** start of SUPPLIED PASSAGE **
FOMC rate decision is a major focus today but Fed is widely expected to keep interest rates unchanged. Markets are generally expecting Fed to hike interest rate in December. Fed fund futures are pricing in 73.6% chance for that. But the decision would very much depends firstly on incoming data, including this week's October non-farm payroll and the November non-farm payroll. Also, the result of the presidential election will play an important role too. The dollar index should have formed a short term top at 99.11 and focus is now on 97.56 resistance turned support. Break there will confirm this case and target 55 days EMA (now at 96.84). Overall, price actions since 91.91 are looking corrective and are bounded inside a near term rising channel. Some support could be seen at the lower channel line and bring rebound. But sustained break there could pave the way for 91.91/93.01 support zone.

US Dollar Index

On the data front, New Zealand unemployment rate rose dropped to 4.9% in Q3, down from prior quarter's 5.0%. That's the first sub 5.0 reading since 2008. Employment grew 1.4% qoq, much stronger than expectation of 0.6% qoq. That's also the fourth straight quarter of growth. Labor cost index rose 0.4% qoq in Q3. RBNZ 2-year inflation expectation rose 1.7% in Q4. Meanwhile, Australia building approvals dropped -8.7% mom in September, much worse than expectation of -2.8% mom. The contrast in economic data sends AUD/NZD sharply lower today. The development suggests that rebound from 1.0234 has completed after failing to break through 1.0769 resistance. Bias is back on the downside for 1.0446 support. Break there will pave the way to 1.0234 and below to extend the medium term pattern from 1.1638.
** end of SUPPLIED PASSAGE **
**DIRECTIONS**
A) Identify every AUD/NZD price level cited in the market commentary.
B) According to the market commentary, what chance of a December rate hike are Fed fund futures pricing in?
C) Condense the market commentary's paragraph beginning "FOMC rate decision is a major focus today" into a bulleted list that keeps its main facts.
The rows that come after this point are not needed.
** start of RECORD EXCERPTS **
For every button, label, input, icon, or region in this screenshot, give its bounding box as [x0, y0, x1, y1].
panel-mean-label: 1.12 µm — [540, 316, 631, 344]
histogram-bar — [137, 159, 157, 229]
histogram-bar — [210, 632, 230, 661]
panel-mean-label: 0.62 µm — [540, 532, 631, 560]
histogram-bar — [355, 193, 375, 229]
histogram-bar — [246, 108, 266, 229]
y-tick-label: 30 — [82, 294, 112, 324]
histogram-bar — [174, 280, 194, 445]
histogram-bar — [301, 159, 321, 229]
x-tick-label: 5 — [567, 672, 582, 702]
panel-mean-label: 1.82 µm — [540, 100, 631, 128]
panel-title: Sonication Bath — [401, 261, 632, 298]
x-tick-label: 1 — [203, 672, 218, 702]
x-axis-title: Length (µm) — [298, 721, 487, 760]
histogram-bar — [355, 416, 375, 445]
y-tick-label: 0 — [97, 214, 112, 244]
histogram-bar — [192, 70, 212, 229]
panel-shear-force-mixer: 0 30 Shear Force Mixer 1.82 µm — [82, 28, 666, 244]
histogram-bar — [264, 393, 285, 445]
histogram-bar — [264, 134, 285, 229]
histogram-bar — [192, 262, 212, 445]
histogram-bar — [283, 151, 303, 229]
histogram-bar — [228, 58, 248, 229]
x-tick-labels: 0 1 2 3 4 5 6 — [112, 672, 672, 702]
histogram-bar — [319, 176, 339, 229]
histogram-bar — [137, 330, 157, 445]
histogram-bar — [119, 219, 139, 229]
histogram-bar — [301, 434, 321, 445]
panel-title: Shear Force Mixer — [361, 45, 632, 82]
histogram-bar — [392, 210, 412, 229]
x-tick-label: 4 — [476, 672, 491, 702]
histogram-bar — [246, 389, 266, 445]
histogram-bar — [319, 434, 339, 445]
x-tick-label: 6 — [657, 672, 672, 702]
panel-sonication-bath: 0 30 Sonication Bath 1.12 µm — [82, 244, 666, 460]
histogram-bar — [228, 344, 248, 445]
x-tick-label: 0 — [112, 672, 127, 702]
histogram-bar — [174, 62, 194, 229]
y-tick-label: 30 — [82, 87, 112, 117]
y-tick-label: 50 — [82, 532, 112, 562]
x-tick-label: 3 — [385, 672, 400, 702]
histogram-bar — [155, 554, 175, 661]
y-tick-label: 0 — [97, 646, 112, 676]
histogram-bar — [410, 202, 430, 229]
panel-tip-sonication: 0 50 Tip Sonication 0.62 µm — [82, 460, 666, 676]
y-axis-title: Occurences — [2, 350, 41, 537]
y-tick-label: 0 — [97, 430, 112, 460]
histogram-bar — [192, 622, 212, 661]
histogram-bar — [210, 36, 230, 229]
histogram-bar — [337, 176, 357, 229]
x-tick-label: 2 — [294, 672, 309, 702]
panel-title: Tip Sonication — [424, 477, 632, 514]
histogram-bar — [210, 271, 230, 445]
** end of RECORD EXCERPTS **
**ANSWERS IN ORDER**
A) 1.0234, 1.0769, 1.0446, 1.1638

B) A 73.6% chance.

C)
- The Fed is widely expected to leave interest rates unchanged at today's FOMC decision.
- Markets generally expect a December hike, and Fed fund futures price in a 73.6% chance of it.
- That decision depends first on incoming data, including the October and November non-farm payrolls, and also on the presidential election result.
- The dollar index should have formed a short term top at 99.11, with focus now on 97.56 resistance turned support.
- A break of 97.56 would confirm this and target the 55 days EMA, now at 96.84.
- Price actions since 91.91 look corrective and are bounded inside a near term rising channel.
- The lower channel line could provide support and a rebound, but a sustained break there could pave the way to the 91.91/93.01 support zone.